Records for this task -

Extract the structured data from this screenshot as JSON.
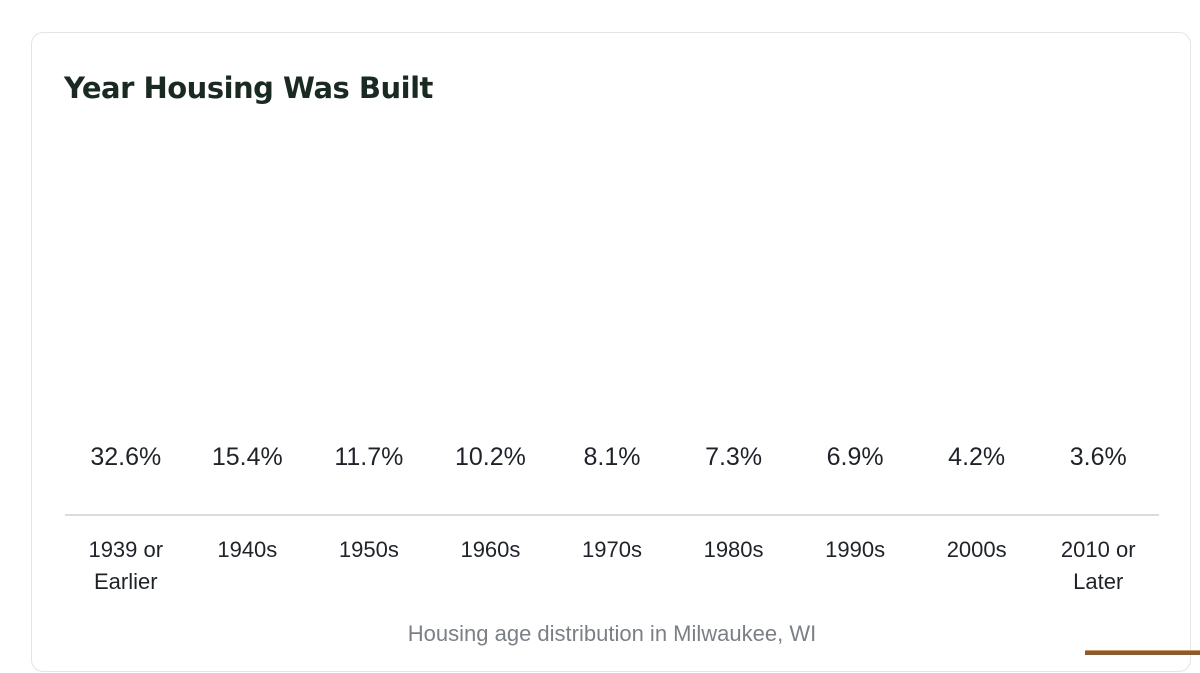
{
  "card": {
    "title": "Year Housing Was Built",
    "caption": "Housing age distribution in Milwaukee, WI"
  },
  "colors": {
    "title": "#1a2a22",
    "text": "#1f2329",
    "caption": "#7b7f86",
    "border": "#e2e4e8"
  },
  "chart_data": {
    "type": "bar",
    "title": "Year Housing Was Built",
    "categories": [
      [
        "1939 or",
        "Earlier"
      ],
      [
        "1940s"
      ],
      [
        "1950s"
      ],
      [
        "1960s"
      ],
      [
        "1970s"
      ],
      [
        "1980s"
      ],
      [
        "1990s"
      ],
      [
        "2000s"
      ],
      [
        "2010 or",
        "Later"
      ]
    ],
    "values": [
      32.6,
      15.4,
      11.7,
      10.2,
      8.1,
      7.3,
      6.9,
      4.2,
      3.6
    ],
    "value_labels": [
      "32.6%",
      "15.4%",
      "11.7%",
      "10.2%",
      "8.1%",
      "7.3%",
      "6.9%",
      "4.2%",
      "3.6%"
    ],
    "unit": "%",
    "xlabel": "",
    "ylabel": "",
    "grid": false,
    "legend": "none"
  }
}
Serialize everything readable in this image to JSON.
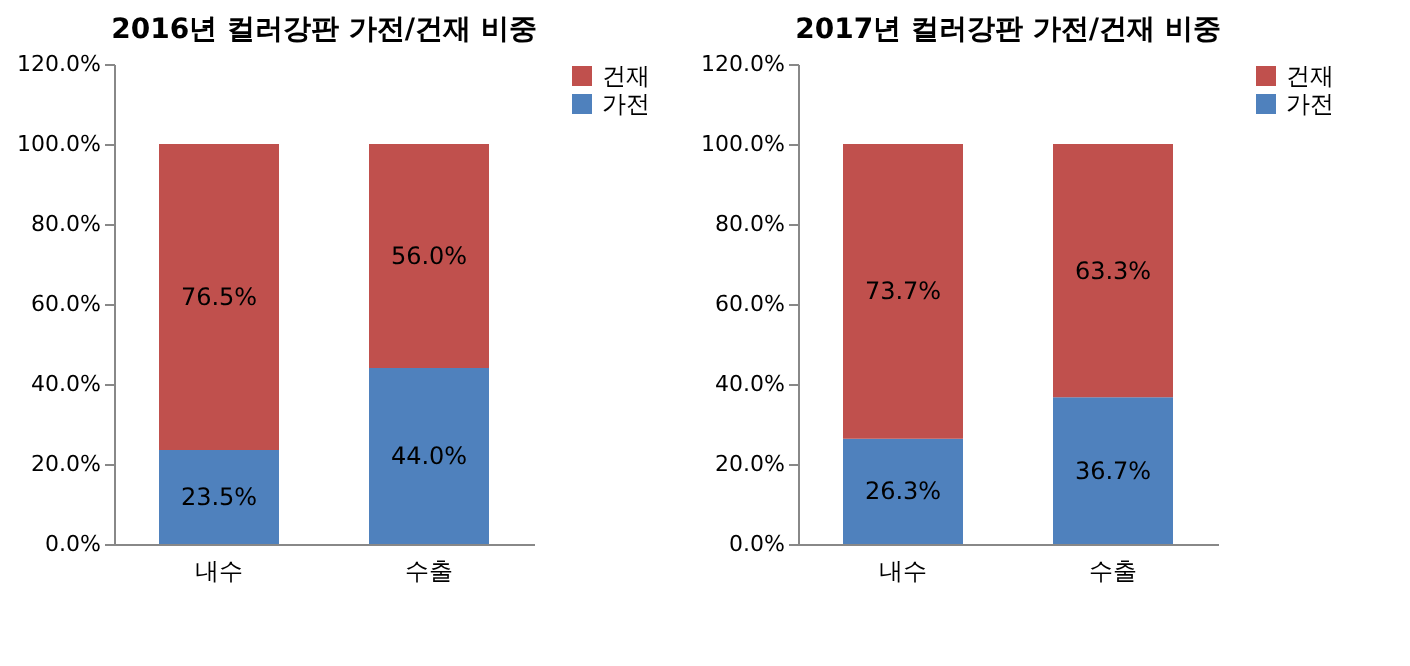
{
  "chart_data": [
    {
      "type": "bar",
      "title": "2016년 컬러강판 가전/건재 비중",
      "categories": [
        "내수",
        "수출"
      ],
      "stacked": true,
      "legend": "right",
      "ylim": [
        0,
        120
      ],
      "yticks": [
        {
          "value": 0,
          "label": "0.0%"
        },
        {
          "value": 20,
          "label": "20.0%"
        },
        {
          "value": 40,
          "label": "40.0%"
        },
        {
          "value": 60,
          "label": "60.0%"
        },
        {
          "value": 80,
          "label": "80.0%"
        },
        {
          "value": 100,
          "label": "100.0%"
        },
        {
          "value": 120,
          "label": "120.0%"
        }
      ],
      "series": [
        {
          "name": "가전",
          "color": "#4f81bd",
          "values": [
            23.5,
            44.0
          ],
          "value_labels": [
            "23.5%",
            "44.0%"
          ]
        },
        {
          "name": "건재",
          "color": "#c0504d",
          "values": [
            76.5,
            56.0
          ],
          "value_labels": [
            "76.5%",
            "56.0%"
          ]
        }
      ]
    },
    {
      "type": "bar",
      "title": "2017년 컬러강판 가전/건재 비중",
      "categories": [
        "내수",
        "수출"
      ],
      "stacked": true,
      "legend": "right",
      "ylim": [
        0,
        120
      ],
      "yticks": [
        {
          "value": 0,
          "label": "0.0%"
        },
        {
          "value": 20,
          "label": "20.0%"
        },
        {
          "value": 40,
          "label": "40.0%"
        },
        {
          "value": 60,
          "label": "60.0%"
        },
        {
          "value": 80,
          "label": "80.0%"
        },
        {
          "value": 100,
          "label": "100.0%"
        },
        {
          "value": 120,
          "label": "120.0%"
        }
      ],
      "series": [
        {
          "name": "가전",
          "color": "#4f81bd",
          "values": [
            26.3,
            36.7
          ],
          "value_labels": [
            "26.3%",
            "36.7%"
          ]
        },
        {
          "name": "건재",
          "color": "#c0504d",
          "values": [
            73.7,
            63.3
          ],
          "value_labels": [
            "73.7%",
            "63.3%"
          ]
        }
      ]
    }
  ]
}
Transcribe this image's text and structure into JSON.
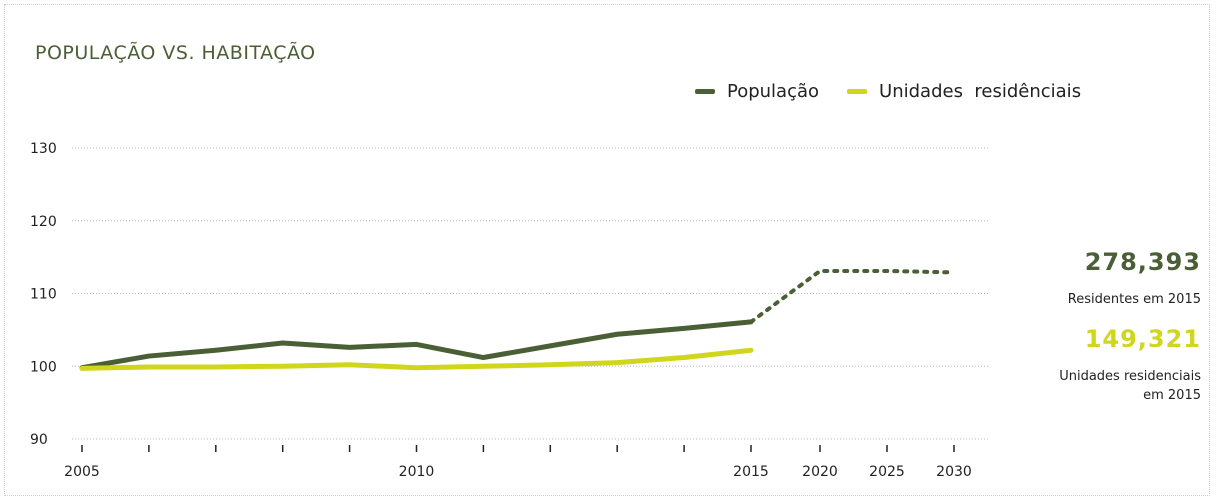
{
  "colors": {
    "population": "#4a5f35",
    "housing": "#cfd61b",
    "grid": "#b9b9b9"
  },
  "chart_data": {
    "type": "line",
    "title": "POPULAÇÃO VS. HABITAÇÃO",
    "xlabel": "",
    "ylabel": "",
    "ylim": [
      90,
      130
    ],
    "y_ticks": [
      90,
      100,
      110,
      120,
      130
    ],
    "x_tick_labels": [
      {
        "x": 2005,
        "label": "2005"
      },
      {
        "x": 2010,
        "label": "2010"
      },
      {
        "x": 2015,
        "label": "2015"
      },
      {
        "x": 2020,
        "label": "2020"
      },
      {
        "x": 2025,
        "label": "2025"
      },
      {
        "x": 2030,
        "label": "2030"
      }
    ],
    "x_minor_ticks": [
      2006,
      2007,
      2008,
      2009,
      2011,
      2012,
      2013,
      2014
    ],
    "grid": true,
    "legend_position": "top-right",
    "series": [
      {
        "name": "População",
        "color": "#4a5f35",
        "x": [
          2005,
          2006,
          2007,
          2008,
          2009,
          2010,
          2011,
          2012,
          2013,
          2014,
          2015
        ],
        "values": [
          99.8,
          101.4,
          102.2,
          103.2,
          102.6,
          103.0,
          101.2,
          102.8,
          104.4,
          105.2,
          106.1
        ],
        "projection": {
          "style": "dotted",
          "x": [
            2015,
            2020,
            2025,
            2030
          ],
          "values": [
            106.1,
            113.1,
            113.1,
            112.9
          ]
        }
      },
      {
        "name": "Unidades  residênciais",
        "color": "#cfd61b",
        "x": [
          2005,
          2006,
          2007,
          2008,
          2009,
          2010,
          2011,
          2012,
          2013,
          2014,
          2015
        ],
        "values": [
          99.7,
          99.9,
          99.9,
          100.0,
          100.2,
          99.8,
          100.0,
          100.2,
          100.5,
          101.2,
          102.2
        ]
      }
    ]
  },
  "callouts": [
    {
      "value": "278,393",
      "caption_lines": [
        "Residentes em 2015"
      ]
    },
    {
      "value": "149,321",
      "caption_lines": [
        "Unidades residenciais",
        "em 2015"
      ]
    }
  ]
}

Description of the task - Find how many lines in the listing hold "title", and reply with that number only.

Exercise answer - 6